▶ **What you are asked to do**: Your task is to repeat the lines below exactly, excluding any pictures they contain.

▶ **Data supplied**:
--- Start ---

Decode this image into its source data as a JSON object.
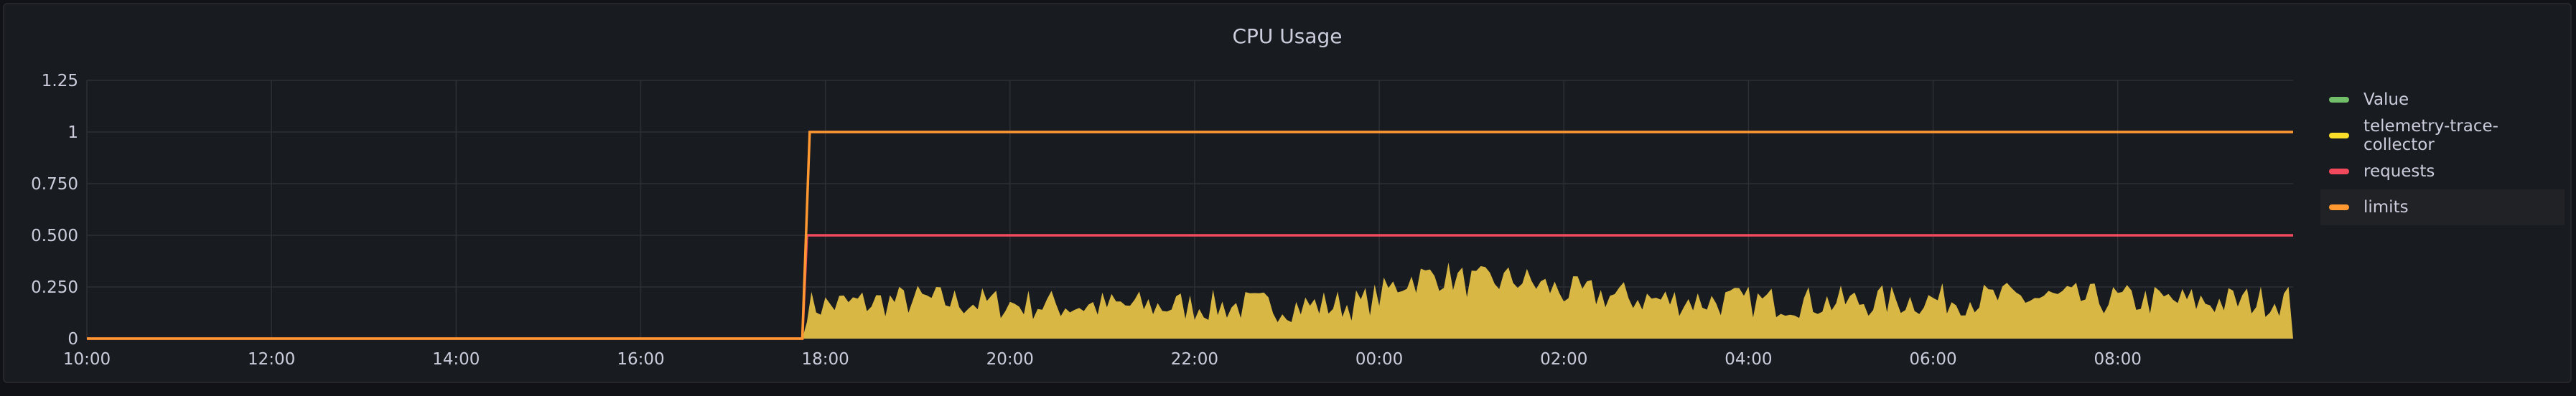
{
  "chart_data": {
    "type": "area",
    "title": "CPU Usage",
    "xlabel": "",
    "ylabel": "",
    "x_tick_labels": [
      "10:00",
      "12:00",
      "14:00",
      "16:00",
      "18:00",
      "20:00",
      "22:00",
      "00:00",
      "02:00",
      "04:00",
      "06:00",
      "08:00"
    ],
    "y_tick_labels": [
      "0",
      "0.250",
      "0.500",
      "0.750",
      "1",
      "1.25"
    ],
    "x_range_hours": [
      10,
      33.9
    ],
    "ylim": [
      0,
      1.25
    ],
    "grid": true,
    "legend_position": "right",
    "series": [
      {
        "name": "Value",
        "color": "#73bf69",
        "style": "line",
        "values": []
      },
      {
        "name": "telemetry-trace-collector",
        "color": "#fade2a",
        "fill_color": "#d8b744",
        "style": "area",
        "x": [
          10,
          17.75,
          17.8,
          19,
          20,
          21,
          22,
          23,
          23.8,
          24,
          24.3,
          24.7,
          25,
          25.5,
          26,
          26.5,
          27,
          28,
          29,
          30,
          31,
          32,
          33,
          33.9
        ],
        "values": [
          0,
          0,
          0.15,
          0.18,
          0.16,
          0.15,
          0.15,
          0.15,
          0.16,
          0.2,
          0.28,
          0.3,
          0.26,
          0.28,
          0.22,
          0.2,
          0.18,
          0.17,
          0.17,
          0.18,
          0.19,
          0.18,
          0.17,
          0.18
        ]
      },
      {
        "name": "requests",
        "color": "#f2495c",
        "style": "line",
        "x": [
          10,
          17.75,
          17.8,
          33.9
        ],
        "values": [
          0,
          0,
          0.5,
          0.5
        ]
      },
      {
        "name": "limits",
        "color": "#ff9830",
        "style": "line",
        "x": [
          10,
          17.75,
          17.83,
          33.9
        ],
        "values": [
          0,
          0,
          1,
          1
        ]
      }
    ]
  }
}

--- End ---

▶ **Exercise response**:
Decode this image into its source data as a JSON object.
{
  "chart_data": {
    "type": "area",
    "title": "CPU Usage",
    "xlabel": "",
    "ylabel": "",
    "x_tick_labels": [
      "10:00",
      "12:00",
      "14:00",
      "16:00",
      "18:00",
      "20:00",
      "22:00",
      "00:00",
      "02:00",
      "04:00",
      "06:00",
      "08:00"
    ],
    "y_tick_labels": [
      "0",
      "0.250",
      "0.500",
      "0.750",
      "1",
      "1.25"
    ],
    "x_range_hours": [
      10,
      33.9
    ],
    "ylim": [
      0,
      1.25
    ],
    "grid": true,
    "legend_position": "right",
    "series": [
      {
        "name": "Value",
        "color": "#73bf69",
        "style": "line",
        "values": []
      },
      {
        "name": "telemetry-trace-collector",
        "color": "#fade2a",
        "fill_color": "#d8b744",
        "style": "area",
        "x": [
          10,
          17.75,
          17.8,
          19,
          20,
          21,
          22,
          23,
          23.8,
          24,
          24.3,
          24.7,
          25,
          25.5,
          26,
          26.5,
          27,
          28,
          29,
          30,
          31,
          32,
          33,
          33.9
        ],
        "values": [
          0,
          0,
          0.15,
          0.18,
          0.16,
          0.15,
          0.15,
          0.15,
          0.16,
          0.2,
          0.28,
          0.3,
          0.26,
          0.28,
          0.22,
          0.2,
          0.18,
          0.17,
          0.17,
          0.18,
          0.19,
          0.18,
          0.17,
          0.18
        ]
      },
      {
        "name": "requests",
        "color": "#f2495c",
        "style": "line",
        "x": [
          10,
          17.75,
          17.8,
          33.9
        ],
        "values": [
          0,
          0,
          0.5,
          0.5
        ]
      },
      {
        "name": "limits",
        "color": "#ff9830",
        "style": "line",
        "x": [
          10,
          17.75,
          17.83,
          33.9
        ],
        "values": [
          0,
          0,
          1,
          1
        ]
      }
    ]
  }
}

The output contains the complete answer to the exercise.